#### Stated problem:
Turn the entries, starting at the first line and ending at the line containing "col-no: No [44, 727, 68, 747]", into a JSON list of strings with one string per line, both ends included and blank lines left out.

*** Input rows

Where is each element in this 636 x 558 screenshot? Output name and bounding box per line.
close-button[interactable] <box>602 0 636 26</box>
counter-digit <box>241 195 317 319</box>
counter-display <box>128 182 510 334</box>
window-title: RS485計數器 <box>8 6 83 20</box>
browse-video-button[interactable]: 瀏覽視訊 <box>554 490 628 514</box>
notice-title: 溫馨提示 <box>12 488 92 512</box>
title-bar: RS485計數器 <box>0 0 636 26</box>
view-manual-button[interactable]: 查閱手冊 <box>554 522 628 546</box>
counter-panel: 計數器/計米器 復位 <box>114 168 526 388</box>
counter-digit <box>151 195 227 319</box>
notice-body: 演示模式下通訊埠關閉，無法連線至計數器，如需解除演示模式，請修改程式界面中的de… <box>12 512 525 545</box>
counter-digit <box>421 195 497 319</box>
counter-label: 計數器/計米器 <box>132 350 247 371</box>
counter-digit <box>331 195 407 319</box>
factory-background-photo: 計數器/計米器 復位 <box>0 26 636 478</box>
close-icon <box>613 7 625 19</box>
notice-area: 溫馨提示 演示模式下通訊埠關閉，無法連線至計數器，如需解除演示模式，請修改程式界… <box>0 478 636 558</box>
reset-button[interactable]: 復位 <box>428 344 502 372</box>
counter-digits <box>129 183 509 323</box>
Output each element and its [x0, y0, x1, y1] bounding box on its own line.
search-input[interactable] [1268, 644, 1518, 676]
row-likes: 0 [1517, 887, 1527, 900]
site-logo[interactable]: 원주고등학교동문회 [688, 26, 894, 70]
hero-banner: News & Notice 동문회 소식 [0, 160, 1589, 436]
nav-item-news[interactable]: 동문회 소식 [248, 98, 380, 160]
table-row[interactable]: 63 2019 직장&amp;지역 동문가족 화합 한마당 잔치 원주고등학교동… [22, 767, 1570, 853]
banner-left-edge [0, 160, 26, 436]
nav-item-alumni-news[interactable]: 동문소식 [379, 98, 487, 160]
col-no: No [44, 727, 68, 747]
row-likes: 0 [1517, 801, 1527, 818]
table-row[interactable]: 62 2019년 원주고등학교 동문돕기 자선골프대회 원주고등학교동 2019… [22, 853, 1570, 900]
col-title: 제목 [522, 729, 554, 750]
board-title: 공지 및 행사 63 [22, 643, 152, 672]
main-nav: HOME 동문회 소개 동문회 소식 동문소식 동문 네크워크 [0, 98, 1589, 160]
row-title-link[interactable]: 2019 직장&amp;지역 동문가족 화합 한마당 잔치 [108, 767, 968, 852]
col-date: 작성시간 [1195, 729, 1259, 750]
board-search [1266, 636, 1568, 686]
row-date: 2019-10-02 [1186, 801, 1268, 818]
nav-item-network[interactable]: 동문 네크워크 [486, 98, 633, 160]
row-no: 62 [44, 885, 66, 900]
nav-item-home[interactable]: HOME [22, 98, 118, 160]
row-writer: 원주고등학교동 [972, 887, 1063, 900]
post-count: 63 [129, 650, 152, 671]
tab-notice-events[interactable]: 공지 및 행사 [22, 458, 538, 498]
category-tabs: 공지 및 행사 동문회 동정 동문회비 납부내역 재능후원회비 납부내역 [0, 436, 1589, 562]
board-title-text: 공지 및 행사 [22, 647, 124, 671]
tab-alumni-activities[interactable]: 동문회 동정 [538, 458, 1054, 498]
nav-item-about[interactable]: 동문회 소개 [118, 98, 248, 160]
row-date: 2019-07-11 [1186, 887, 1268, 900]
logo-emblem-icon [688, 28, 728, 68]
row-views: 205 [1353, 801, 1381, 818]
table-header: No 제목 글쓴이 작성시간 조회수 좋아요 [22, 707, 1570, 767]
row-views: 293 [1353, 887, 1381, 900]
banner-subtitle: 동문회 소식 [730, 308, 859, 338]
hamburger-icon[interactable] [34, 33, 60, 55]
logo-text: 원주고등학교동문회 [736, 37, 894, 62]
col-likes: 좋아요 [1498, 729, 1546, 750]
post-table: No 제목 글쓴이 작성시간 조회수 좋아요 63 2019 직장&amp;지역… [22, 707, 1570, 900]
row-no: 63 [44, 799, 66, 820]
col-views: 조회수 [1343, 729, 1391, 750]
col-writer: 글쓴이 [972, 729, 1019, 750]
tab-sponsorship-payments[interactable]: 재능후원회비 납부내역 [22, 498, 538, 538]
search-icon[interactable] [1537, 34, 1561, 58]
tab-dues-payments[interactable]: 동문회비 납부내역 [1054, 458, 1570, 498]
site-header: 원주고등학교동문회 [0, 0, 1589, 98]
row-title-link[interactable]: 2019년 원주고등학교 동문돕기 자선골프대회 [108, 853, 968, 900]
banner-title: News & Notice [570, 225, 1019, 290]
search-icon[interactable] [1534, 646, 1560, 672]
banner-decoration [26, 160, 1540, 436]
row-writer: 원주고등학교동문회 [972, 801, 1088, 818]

******

#### Task response:
[
  "Where is each element in this 636 x 558 screenshot? Output name and bounding box per line.",
  "close-button[interactable] <box>602 0 636 26</box>",
  "counter-digit <box>241 195 317 319</box>",
  "counter-display <box>128 182 510 334</box>",
  "window-title: RS485計數器 <box>8 6 83 20</box>",
  "browse-video-button[interactable]: 瀏覽視訊 <box>554 490 628 514</box>",
  "notice-title: 溫馨提示 <box>12 488 92 512</box>",
  "title-bar: RS485計數器 <box>0 0 636 26</box>",
  "view-manual-button[interactable]: 查閱手冊 <box>554 522 628 546</box>",
  "counter-panel: 計數器/計米器 復位 <box>114 168 526 388</box>",
  "counter-digit <box>151 195 227 319</box>",
  "notice-body: 演示模式下通訊埠關閉，無法連線至計數器，如需解除演示模式，請修改程式界面中的de… <box>12 512 525 545</box>",
  "counter-digit <box>421 195 497 319</box>",
  "counter-label: 計數器/計米器 <box>132 350 247 371</box>",
  "counter-digit <box>331 195 407 319</box>",
  "factory-background-photo: 計數器/計米器 復位 <box>0 26 636 478</box>",
  "close-icon <box>613 7 625 19</box>",
  "notice-area: 溫馨提示 演示模式下通訊埠關閉，無法連線至計數器，如需解除演示模式，請修改程式界… <box>0 478 636 558</box>",
  "reset-button[interactable]: 復位 <box>428 344 502 372</box>",
  "counter-digits <box>129 183 509 323</box>",
  "Output each element and its [x0, y0, x1, y1] bounding box on its own line.",
  "search-input[interactable] [1268, 644, 1518, 676]",
  "row-likes: 0 [1517, 887, 1527, 900]",
  "site-logo[interactable]: 원주고등학교동문회 [688, 26, 894, 70]",
  "hero-banner: News & Notice 동문회 소식 [0, 160, 1589, 436]",
  "nav-item-news[interactable]: 동문회 소식 [248, 98, 380, 160]",
  "table-row[interactable]: 63 2019 직장&amp;지역 동문가족 화합 한마당 잔치 원주고등학교동… [22, 767, 1570, 853]",
  "banner-left-edge [0, 160, 26, 436]",
  "nav-item-alumni-news[interactable]: 동문소식 [379, 98, 487, 160]",
  "col-no: No [44, 727, 68, 747]"
]